> WHAT NEEDS TO BE DONE
Copy out, from the entries below, each line holding the string "TAHMİN".
* Start INFORMATION PROVIDED *
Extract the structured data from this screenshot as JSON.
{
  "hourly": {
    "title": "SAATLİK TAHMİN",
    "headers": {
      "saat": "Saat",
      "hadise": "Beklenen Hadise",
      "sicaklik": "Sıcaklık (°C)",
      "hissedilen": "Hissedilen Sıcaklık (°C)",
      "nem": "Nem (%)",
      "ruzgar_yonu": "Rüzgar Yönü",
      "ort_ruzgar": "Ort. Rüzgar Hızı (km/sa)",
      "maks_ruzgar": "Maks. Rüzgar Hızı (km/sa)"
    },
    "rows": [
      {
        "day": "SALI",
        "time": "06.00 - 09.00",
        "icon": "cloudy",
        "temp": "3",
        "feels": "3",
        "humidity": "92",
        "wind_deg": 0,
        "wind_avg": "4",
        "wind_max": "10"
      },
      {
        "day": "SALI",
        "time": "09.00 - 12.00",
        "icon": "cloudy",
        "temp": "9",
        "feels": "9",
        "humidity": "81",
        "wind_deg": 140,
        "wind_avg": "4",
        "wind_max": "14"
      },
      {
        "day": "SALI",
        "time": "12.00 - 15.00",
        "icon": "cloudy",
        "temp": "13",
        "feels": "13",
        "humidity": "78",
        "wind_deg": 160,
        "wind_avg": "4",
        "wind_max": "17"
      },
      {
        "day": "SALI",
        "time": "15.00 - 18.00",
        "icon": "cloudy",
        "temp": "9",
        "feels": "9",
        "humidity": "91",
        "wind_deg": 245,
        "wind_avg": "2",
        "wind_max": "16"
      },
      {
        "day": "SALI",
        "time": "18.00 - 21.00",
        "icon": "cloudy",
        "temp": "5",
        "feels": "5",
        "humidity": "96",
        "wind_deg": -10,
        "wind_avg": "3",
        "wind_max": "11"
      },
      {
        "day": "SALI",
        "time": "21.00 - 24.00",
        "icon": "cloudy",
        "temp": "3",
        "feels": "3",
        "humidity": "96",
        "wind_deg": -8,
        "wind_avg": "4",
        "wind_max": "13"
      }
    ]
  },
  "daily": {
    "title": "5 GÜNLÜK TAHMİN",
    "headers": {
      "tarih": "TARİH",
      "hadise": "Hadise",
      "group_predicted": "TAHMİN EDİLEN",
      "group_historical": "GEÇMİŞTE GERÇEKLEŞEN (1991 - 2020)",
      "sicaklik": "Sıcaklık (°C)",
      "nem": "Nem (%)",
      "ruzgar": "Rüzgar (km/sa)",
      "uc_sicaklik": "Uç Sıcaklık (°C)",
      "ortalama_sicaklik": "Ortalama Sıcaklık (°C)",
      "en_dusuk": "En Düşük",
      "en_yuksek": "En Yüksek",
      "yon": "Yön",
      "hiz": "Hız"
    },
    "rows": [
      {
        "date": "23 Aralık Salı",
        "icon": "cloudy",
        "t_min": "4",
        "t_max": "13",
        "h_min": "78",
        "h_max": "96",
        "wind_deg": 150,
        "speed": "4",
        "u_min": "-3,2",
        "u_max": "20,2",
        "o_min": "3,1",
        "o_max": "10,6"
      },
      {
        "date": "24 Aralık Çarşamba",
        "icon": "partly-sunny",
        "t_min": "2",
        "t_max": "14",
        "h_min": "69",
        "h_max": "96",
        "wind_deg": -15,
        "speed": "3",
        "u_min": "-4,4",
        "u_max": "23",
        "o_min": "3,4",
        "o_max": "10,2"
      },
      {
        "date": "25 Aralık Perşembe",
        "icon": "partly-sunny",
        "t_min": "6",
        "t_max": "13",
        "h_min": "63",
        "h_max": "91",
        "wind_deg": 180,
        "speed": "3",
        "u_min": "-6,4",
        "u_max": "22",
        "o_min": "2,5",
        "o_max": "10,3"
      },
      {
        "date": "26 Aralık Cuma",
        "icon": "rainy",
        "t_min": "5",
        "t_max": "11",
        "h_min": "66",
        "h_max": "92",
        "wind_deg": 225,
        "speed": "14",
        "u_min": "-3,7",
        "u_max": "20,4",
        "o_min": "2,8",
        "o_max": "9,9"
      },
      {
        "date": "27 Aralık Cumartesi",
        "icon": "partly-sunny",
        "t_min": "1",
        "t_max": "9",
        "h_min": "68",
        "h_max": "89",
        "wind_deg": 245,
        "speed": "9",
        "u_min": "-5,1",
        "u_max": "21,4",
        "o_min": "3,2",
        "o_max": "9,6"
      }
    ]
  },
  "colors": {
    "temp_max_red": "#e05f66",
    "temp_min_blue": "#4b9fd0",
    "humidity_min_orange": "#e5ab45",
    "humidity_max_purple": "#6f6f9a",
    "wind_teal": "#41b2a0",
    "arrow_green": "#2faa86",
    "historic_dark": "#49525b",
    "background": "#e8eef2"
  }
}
* End INFORMATION PROVIDED *
> WRITTEN ANSWER
    "title": "SAATLİK TAHMİN",
    "title": "5 GÜNLÜK TAHMİN",
      "group_predicted": "TAHMİN EDİLEN",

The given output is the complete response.